§ Requirement:
Write out exactly the lines running from the one that contains "Convert this screenshot" through the end of the material.

Dataset items
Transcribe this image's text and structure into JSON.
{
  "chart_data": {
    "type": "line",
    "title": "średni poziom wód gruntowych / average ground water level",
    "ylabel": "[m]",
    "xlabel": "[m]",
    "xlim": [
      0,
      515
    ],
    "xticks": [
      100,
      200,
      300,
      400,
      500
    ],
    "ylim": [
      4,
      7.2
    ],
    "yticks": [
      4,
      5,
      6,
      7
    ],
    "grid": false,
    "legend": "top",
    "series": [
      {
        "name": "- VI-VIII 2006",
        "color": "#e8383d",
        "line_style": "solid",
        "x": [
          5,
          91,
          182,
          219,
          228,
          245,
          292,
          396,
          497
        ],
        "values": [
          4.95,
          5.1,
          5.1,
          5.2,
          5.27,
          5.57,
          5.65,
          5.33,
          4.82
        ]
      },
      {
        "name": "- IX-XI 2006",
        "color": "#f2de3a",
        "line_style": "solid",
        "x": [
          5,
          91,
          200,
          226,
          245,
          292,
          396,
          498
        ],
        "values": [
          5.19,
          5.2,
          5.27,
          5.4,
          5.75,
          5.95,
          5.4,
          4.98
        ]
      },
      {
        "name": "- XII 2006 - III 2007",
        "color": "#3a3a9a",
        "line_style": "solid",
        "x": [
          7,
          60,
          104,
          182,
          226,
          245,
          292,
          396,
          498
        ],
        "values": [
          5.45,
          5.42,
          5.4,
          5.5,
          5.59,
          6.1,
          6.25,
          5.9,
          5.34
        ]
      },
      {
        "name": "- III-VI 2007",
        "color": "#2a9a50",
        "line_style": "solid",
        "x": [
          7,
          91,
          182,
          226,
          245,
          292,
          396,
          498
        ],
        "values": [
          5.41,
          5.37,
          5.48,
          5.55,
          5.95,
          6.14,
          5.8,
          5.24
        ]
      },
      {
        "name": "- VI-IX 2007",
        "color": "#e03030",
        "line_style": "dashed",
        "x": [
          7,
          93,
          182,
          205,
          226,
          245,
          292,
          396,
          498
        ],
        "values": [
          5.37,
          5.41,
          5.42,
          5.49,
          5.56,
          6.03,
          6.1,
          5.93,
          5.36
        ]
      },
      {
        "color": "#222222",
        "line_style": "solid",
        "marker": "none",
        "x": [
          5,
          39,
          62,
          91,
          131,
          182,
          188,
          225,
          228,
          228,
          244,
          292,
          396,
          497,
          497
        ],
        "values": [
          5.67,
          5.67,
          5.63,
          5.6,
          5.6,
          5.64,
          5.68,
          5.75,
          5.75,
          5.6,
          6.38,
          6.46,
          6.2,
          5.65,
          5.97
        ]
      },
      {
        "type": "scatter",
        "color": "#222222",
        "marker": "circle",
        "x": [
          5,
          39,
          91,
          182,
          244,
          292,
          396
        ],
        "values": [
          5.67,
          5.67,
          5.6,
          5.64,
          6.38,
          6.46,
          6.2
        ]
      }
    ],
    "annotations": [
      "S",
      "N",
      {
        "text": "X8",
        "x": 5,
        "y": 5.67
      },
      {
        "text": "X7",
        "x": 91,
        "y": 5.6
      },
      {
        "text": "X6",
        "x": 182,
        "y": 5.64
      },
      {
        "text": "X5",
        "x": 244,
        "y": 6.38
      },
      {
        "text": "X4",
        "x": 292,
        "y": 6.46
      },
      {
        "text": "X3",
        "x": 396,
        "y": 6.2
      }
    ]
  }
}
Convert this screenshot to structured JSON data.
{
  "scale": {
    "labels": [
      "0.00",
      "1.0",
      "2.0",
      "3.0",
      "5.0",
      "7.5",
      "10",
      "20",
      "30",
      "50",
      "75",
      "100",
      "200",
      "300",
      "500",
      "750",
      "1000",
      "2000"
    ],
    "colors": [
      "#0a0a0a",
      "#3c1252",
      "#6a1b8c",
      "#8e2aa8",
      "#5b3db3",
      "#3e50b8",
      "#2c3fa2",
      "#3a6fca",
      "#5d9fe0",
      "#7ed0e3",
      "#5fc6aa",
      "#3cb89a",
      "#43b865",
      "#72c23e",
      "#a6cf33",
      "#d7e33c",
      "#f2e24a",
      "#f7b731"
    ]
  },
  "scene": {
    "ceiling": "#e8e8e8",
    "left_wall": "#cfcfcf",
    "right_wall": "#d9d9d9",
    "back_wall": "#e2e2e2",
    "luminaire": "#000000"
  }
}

§ Exercise response:
Convert this screenshot to structured JSON data.
{
  "scale": {
    "labels": [
      "0.00",
      "1.0",
      "2.0",
      "3.0",
      "5.0",
      "7.5",
      "10",
      "20",
      "30",
      "50",
      "75",
      "100",
      "200",
      "300",
      "500",
      "750",
      "1000",
      "2000"
    ],
    "colors": [
      "#0a0a0a",
      "#3c1252",
      "#6a1b8c",
      "#8e2aa8",
      "#5b3db3",
      "#3e50b8",
      "#2c3fa2",
      "#3a6fca",
      "#5d9fe0",
      "#7ed0e3",
      "#5fc6aa",
      "#3cb89a",
      "#43b865",
      "#72c23e",
      "#a6cf33",
      "#d7e33c",
      "#f2e24a",
      "#f7b731"
    ]
  },
  "scene": {
    "ceiling": "#e8e8e8",
    "left_wall": "#cfcfcf",
    "right_wall": "#d9d9d9",
    "back_wall": "#e2e2e2",
    "luminaire": "#000000"
  }
}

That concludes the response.